■ Work to do
Determine the number of lines in the data that include the word "JSON", and write only that number.

**** Record excerpts ****

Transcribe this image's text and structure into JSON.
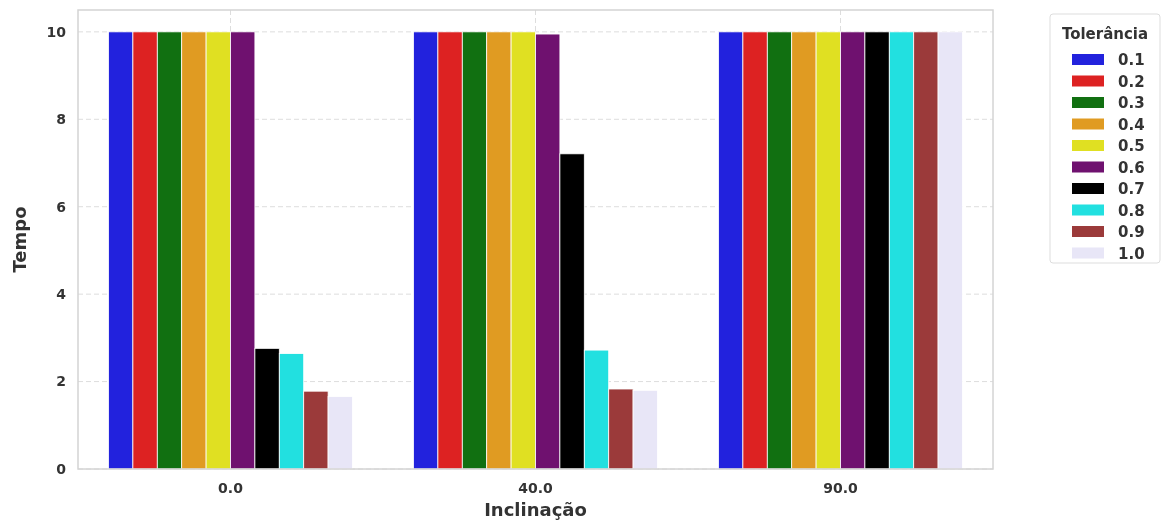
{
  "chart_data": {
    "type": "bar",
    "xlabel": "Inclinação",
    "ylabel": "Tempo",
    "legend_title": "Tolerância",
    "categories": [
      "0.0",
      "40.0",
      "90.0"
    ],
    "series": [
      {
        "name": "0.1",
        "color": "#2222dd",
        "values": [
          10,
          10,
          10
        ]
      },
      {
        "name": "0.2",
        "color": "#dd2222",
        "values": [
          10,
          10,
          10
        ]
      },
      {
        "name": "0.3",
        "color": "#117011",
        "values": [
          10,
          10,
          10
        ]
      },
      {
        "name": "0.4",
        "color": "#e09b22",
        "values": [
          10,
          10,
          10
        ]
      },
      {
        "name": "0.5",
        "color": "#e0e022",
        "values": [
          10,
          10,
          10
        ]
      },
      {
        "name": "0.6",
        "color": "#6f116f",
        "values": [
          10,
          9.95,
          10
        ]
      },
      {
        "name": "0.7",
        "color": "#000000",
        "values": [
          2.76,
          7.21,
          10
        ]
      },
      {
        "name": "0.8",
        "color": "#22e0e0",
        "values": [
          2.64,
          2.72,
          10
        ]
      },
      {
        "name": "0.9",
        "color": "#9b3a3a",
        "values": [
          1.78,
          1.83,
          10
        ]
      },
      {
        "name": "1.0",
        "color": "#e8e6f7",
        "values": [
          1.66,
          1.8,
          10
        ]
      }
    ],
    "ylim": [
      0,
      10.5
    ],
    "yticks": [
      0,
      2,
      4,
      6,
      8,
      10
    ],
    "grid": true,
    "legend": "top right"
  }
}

****
**** Record excerpts ****

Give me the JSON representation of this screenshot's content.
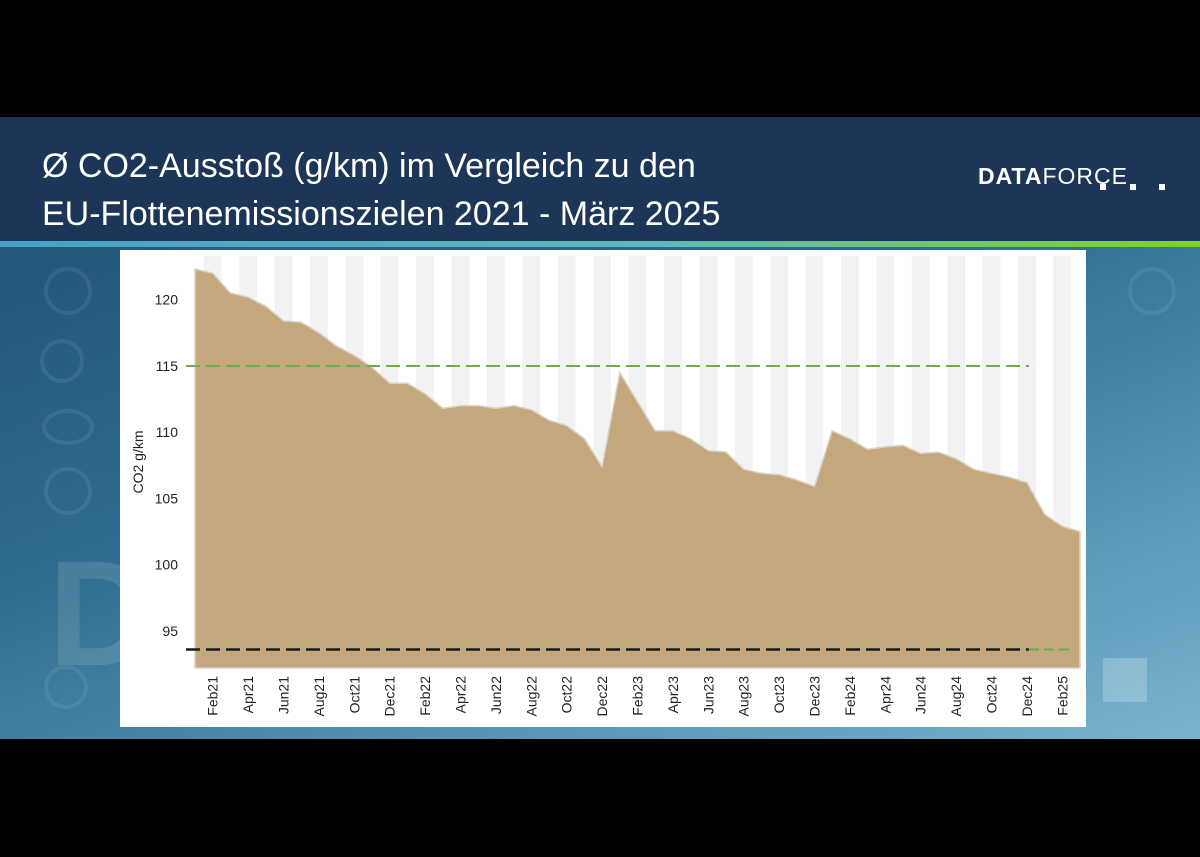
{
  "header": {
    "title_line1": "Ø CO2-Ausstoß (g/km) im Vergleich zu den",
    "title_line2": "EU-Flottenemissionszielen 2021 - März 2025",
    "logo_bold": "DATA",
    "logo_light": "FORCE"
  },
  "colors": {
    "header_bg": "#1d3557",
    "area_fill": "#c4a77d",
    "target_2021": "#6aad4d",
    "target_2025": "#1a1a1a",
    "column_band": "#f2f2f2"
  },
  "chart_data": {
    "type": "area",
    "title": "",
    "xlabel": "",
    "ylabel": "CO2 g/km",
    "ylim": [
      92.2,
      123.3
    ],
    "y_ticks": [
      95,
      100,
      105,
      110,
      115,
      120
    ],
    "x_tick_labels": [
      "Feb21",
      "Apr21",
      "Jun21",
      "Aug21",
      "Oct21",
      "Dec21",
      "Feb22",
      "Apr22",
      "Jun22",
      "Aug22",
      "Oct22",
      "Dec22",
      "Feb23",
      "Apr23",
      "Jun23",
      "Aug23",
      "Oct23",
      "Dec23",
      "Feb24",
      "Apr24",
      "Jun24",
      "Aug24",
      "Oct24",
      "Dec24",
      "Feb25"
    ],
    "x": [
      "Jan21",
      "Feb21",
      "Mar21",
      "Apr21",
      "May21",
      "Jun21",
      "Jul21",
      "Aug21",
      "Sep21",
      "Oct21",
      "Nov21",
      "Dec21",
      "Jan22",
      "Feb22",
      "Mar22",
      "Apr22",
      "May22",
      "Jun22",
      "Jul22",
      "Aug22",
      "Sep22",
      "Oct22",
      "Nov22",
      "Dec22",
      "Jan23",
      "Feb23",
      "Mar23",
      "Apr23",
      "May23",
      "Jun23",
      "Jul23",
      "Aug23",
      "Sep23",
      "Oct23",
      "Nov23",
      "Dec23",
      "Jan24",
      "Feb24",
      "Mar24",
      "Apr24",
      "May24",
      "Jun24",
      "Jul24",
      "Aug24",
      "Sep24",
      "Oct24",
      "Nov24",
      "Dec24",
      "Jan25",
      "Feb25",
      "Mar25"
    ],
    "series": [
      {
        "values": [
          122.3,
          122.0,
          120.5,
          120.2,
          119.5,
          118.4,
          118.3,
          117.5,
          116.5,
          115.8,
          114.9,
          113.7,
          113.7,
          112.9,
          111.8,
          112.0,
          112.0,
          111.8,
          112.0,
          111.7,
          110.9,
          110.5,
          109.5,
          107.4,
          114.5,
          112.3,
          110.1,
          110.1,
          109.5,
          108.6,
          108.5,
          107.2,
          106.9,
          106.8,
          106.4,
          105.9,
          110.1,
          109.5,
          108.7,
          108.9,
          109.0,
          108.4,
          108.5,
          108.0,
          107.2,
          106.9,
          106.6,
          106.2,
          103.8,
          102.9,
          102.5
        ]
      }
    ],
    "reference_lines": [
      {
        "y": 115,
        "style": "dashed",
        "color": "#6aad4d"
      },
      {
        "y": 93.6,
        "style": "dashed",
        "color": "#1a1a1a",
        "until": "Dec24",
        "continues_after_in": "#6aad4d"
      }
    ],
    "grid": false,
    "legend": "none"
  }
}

****

■ Solution for this exercise
2